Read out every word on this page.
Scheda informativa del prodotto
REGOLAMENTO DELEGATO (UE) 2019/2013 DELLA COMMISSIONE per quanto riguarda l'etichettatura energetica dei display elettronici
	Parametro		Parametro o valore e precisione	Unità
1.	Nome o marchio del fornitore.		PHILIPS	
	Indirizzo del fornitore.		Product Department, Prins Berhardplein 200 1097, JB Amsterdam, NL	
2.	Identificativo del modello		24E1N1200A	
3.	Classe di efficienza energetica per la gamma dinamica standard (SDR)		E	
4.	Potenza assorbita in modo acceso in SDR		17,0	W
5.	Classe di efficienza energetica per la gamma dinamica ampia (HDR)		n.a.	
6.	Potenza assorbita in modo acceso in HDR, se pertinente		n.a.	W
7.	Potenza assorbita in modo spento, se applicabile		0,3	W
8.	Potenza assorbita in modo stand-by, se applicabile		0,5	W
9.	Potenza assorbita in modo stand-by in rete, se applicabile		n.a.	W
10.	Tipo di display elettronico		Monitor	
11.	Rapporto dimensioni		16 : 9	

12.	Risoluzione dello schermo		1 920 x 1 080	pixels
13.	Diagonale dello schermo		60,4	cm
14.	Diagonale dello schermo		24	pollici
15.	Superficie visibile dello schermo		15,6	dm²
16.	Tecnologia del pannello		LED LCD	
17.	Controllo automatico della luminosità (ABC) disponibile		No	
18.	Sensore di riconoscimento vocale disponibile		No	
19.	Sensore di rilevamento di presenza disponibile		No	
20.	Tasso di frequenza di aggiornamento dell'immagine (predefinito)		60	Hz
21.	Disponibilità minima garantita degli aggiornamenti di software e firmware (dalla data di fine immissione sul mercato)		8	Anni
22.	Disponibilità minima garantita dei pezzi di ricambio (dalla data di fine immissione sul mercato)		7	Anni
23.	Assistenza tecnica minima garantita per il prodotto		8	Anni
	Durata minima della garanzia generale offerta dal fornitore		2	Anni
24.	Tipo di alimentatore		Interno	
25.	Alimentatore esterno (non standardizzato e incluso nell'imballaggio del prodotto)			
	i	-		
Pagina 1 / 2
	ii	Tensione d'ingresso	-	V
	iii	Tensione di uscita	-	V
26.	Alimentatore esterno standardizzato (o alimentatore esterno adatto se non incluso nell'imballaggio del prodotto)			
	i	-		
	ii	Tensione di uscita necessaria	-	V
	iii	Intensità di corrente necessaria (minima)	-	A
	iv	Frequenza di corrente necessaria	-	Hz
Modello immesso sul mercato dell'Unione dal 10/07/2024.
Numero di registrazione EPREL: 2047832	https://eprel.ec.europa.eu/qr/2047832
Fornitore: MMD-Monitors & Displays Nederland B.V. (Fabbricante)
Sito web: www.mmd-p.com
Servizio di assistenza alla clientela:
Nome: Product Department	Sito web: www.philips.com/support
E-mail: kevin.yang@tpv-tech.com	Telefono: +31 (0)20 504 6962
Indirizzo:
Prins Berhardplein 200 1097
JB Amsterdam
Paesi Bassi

+===+

- What you will do:
Which lines contain "Department"? Copy each of them.

- Full response:
	Indirizzo del fornitore.		Product Department, Prins Berhardplein 200 1097, JB Amsterdam, NL	
Nome: Product Department	Sito web: www.philips.com/support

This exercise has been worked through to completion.